> _PROBLEM STATEMENT_: Repeat each entry in full, exactly.

> _SUPPLIED MATERIAL_:
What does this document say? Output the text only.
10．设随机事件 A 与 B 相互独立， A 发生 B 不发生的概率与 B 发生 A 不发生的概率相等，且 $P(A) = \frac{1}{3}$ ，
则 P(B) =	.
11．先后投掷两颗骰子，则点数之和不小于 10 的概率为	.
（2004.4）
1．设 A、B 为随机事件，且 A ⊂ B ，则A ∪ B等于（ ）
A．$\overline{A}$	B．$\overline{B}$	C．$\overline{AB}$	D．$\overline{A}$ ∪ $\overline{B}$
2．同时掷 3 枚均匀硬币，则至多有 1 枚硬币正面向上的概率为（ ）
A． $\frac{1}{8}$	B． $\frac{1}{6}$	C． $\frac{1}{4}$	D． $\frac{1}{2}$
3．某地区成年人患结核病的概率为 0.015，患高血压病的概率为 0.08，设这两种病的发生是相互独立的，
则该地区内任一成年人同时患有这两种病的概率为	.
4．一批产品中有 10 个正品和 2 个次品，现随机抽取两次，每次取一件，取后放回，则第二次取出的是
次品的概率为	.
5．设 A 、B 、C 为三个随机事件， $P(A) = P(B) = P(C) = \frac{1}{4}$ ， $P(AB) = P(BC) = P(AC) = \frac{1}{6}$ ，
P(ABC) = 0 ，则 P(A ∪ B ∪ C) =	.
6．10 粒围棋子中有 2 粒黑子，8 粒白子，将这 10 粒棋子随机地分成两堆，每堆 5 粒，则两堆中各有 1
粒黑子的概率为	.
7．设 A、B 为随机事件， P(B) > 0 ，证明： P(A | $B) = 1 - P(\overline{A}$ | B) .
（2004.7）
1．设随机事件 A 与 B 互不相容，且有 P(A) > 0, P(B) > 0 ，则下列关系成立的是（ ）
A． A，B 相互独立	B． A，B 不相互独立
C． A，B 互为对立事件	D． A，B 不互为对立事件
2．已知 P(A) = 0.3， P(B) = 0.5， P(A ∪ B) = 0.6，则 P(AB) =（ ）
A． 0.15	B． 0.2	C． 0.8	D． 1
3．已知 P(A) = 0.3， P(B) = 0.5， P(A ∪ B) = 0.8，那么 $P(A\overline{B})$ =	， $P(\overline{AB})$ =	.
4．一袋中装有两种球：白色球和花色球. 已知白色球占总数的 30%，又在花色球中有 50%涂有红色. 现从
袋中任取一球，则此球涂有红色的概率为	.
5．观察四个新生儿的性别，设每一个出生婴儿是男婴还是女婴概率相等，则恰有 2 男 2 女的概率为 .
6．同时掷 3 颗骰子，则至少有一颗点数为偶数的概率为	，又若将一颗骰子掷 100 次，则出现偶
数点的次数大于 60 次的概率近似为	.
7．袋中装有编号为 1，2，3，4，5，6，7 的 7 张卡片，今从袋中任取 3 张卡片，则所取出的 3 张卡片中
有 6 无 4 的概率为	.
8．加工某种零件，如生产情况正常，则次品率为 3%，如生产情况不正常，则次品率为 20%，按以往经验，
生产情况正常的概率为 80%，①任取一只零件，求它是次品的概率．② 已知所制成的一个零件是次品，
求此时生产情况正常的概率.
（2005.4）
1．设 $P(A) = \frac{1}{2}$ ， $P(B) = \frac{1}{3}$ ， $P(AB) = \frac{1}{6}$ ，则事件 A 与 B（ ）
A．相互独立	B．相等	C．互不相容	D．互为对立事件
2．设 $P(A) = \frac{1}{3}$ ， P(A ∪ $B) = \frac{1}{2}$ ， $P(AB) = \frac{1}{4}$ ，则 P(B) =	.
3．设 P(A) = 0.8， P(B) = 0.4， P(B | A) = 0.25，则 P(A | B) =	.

> _OUTPUT FOR THIS TASK_:
What does this document say? Output the text only.
10．设随机事件 A 与 B 相互独立， A 发生 B 不发生的概率与 B 发生 A 不发生的概率相等，且 $P(A) = \frac{1}{3}$ ，
则 P(B) =	.
11．先后投掷两颗骰子，则点数之和不小于 10 的概率为	.
（2004.4）
1．设 A、B 为随机事件，且 A ⊂ B ，则A ∪ B等于（ ）
A．$\overline{A}$	B．$\overline{B}$	C．$\overline{AB}$	D．$\overline{A}$ ∪ $\overline{B}$
2．同时掷 3 枚均匀硬币，则至多有 1 枚硬币正面向上的概率为（ ）
A． $\frac{1}{8}$	B． $\frac{1}{6}$	C． $\frac{1}{4}$	D． $\frac{1}{2}$
3．某地区成年人患结核病的概率为 0.015，患高血压病的概率为 0.08，设这两种病的发生是相互独立的，
则该地区内任一成年人同时患有这两种病的概率为	.
4．一批产品中有 10 个正品和 2 个次品，现随机抽取两次，每次取一件，取后放回，则第二次取出的是
次品的概率为	.
5．设 A 、B 、C 为三个随机事件， $P(A) = P(B) = P(C) = \frac{1}{4}$ ， $P(AB) = P(BC) = P(AC) = \frac{1}{6}$ ，
P(ABC) = 0 ，则 P(A ∪ B ∪ C) =	.
6．10 粒围棋子中有 2 粒黑子，8 粒白子，将这 10 粒棋子随机地分成两堆，每堆 5 粒，则两堆中各有 1
粒黑子的概率为	.
7．设 A、B 为随机事件， P(B) > 0 ，证明： P(A | $B) = 1 - P(\overline{A}$ | B) .
（2004.7）
1．设随机事件 A 与 B 互不相容，且有 P(A) > 0, P(B) > 0 ，则下列关系成立的是（ ）
A． A，B 相互独立	B． A，B 不相互独立
C． A，B 互为对立事件	D． A，B 不互为对立事件
2．已知 P(A) = 0.3， P(B) = 0.5， P(A ∪ B) = 0.6，则 P(AB) =（ ）
A． 0.15	B． 0.2	C． 0.8	D． 1
3．已知 P(A) = 0.3， P(B) = 0.5， P(A ∪ B) = 0.8，那么 $P(A\overline{B})$ =	， $P(\overline{AB})$ =	.
4．一袋中装有两种球：白色球和花色球. 已知白色球占总数的 30%，又在花色球中有 50%涂有红色. 现从
袋中任取一球，则此球涂有红色的概率为	.
5．观察四个新生儿的性别，设每一个出生婴儿是男婴还是女婴概率相等，则恰有 2 男 2 女的概率为 .
6．同时掷 3 颗骰子，则至少有一颗点数为偶数的概率为	，又若将一颗骰子掷 100 次，则出现偶
数点的次数大于 60 次的概率近似为	.
7．袋中装有编号为 1，2，3，4，5，6，7 的 7 张卡片，今从袋中任取 3 张卡片，则所取出的 3 张卡片中
有 6 无 4 的概率为	.
8．加工某种零件，如生产情况正常，则次品率为 3%，如生产情况不正常，则次品率为 20%，按以往经验，
生产情况正常的概率为 80%，①任取一只零件，求它是次品的概率．② 已知所制成的一个零件是次品，
求此时生产情况正常的概率.
（2005.4）
1．设 $P(A) = \frac{1}{2}$ ， $P(B) = \frac{1}{3}$ ， $P(AB) = \frac{1}{6}$ ，则事件 A 与 B（ ）
A．相互独立	B．相等	C．互不相容	D．互为对立事件
2．设 $P(A) = \frac{1}{3}$ ， P(A ∪ $B) = \frac{1}{2}$ ， $P(AB) = \frac{1}{4}$ ，则 P(B) =	.
3．设 P(A) = 0.8， P(B) = 0.4， P(B | A) = 0.25，则 P(A | B) =	.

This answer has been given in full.